AIM OF THE TASK =>
List each line of the data in which the string "جرير" appears.

═════ SOURCE MATERIAL

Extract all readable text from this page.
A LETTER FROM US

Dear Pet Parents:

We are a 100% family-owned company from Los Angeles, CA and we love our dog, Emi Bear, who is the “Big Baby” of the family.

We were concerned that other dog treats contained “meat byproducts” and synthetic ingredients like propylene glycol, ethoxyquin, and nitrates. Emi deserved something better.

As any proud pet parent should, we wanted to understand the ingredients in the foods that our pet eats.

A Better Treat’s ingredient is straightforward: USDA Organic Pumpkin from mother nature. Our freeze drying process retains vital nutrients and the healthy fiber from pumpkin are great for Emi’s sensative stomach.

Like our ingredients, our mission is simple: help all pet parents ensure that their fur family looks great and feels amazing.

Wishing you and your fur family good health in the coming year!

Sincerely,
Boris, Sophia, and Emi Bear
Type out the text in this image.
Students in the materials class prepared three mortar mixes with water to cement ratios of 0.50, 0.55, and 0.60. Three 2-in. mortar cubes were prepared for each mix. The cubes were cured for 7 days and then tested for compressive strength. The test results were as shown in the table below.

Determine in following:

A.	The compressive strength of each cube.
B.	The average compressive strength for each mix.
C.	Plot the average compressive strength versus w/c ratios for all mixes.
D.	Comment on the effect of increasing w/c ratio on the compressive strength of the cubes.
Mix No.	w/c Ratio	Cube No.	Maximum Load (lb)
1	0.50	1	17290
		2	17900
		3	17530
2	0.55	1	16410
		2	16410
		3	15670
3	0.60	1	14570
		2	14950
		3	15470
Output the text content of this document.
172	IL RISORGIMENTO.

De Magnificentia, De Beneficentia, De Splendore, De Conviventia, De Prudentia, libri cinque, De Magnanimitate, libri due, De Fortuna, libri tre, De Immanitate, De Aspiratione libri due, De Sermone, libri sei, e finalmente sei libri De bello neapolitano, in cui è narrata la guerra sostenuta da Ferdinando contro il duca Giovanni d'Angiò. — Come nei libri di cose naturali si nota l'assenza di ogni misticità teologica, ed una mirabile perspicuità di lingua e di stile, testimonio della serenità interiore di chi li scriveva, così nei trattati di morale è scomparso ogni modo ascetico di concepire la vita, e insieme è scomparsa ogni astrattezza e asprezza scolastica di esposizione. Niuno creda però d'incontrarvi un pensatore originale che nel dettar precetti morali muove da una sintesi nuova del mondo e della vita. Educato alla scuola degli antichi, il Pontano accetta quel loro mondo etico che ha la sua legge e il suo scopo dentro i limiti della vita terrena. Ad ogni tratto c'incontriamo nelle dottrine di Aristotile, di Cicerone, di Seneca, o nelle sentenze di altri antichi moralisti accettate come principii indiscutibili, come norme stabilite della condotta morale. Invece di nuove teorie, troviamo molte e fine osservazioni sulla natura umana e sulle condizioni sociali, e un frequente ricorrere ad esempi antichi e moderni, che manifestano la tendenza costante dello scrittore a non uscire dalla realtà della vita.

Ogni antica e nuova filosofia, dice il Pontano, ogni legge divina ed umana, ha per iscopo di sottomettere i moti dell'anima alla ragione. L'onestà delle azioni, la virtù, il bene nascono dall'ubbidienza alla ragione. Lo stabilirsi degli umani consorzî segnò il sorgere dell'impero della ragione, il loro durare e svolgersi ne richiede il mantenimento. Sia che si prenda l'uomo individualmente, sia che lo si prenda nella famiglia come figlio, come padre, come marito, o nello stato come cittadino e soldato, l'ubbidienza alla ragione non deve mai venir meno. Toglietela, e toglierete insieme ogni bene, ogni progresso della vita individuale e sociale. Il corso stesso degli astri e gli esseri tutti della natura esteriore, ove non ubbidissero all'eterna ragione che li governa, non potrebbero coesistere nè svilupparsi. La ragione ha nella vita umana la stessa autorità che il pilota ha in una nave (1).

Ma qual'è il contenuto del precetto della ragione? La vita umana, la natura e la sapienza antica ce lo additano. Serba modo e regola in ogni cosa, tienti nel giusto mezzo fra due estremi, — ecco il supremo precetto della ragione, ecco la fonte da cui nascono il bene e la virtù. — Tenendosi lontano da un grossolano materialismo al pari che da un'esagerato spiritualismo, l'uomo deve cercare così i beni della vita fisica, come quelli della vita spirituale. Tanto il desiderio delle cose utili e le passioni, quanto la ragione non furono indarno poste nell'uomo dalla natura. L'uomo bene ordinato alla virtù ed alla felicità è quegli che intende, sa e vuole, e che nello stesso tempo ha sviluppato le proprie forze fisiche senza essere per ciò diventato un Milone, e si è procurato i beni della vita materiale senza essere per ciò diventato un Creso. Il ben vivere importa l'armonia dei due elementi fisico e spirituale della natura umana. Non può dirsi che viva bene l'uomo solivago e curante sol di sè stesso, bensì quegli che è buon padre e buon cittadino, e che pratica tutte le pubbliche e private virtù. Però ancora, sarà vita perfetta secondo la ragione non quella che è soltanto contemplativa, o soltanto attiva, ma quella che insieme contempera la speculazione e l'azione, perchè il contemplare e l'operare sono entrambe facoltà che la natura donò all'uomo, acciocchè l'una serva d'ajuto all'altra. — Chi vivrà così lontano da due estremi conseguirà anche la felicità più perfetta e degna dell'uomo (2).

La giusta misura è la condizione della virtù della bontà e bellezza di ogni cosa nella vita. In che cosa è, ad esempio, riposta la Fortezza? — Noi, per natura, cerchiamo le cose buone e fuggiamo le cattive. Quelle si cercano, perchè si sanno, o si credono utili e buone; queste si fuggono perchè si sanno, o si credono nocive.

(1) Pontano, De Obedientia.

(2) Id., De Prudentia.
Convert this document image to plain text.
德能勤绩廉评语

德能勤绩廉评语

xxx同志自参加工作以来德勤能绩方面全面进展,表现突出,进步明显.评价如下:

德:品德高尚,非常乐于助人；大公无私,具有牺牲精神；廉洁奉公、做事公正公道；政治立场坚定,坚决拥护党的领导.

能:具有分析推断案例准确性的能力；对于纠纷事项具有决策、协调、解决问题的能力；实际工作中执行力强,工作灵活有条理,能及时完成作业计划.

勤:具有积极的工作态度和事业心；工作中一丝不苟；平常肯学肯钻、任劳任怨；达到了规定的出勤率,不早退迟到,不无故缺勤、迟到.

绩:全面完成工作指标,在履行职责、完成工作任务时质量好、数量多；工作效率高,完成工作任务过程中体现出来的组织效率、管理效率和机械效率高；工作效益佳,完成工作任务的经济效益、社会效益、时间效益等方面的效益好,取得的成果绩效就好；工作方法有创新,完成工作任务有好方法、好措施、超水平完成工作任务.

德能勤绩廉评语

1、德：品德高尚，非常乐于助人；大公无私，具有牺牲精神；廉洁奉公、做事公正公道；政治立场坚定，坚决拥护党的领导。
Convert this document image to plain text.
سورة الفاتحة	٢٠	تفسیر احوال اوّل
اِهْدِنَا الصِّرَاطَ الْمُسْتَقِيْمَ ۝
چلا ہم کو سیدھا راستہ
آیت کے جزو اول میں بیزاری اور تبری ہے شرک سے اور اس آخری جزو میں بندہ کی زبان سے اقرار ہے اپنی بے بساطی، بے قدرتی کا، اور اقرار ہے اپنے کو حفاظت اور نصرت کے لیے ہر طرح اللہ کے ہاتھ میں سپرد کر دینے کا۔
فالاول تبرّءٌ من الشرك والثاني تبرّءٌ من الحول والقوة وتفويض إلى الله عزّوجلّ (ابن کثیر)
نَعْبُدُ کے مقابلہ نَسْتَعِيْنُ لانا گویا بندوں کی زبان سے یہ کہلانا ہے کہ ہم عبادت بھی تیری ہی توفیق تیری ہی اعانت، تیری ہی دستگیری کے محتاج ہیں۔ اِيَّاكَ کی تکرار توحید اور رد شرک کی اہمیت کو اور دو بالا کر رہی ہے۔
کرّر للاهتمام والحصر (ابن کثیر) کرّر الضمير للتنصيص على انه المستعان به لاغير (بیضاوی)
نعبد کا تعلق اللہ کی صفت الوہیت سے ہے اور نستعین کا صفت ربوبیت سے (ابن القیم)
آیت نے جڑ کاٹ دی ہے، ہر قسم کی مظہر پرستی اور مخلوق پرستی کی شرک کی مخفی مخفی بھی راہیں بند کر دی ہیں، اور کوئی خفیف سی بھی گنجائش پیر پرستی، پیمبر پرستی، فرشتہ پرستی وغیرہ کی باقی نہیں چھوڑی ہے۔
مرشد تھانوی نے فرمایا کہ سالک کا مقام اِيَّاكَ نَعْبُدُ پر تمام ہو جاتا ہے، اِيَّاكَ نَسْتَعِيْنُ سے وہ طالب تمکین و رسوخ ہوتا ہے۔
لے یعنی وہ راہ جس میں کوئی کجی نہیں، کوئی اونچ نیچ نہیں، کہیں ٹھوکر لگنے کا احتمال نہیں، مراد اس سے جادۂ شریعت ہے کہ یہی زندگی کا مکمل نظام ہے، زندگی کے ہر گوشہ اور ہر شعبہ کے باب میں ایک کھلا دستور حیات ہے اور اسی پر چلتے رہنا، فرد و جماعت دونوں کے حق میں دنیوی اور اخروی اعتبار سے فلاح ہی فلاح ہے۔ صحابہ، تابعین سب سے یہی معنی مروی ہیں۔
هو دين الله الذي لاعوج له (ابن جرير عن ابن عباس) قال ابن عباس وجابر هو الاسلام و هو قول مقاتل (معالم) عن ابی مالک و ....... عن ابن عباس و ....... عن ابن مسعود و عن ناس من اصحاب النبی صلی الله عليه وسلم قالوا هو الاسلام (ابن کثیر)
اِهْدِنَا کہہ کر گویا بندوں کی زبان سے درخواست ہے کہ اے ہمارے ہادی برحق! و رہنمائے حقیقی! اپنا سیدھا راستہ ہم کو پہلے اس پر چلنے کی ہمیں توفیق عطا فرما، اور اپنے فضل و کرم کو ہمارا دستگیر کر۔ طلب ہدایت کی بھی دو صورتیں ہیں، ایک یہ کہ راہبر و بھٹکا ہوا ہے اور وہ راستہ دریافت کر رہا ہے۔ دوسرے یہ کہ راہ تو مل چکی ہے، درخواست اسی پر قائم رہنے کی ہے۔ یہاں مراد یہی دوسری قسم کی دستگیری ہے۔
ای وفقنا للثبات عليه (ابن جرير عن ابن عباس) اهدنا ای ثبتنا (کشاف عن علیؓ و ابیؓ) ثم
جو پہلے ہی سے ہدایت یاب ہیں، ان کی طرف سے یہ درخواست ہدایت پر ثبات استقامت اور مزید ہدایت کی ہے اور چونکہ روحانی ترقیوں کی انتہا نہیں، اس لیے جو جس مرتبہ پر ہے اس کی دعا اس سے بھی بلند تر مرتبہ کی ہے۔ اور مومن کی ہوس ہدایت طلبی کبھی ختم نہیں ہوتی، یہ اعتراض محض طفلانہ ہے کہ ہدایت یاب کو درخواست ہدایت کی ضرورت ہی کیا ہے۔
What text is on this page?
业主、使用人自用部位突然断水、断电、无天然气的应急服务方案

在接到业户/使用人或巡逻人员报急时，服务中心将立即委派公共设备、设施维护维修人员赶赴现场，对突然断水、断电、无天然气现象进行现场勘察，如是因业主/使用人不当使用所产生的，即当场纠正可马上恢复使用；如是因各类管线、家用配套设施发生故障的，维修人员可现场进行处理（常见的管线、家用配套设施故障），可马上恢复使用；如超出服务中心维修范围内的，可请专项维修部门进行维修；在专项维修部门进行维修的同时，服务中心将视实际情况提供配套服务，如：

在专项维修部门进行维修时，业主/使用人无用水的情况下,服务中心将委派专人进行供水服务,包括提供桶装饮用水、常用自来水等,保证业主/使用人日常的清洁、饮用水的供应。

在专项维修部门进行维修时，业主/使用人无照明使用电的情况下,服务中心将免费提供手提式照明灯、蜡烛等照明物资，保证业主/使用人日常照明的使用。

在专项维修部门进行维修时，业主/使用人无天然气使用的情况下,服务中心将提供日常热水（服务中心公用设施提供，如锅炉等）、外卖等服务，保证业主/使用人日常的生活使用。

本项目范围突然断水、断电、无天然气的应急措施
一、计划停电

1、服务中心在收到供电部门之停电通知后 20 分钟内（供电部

══════════

TASK RESPONSE =>
هو دين الله الذي لاعوج له (ابن جرير عن ابن عباس) قال ابن عباس وجابر هو الاسلام و هو قول مقاتل (معالم) عن ابی مالک و ....... عن ابن عباس و ....... عن ابن مسعود و عن ناس من اصحاب النبی صلی الله عليه وسلم قالوا هو الاسلام (ابن کثیر)
ای وفقنا للثبات عليه (ابن جرير عن ابن عباس) اهدنا ای ثبتنا (کشاف عن علیؓ و ابیؓ) ثم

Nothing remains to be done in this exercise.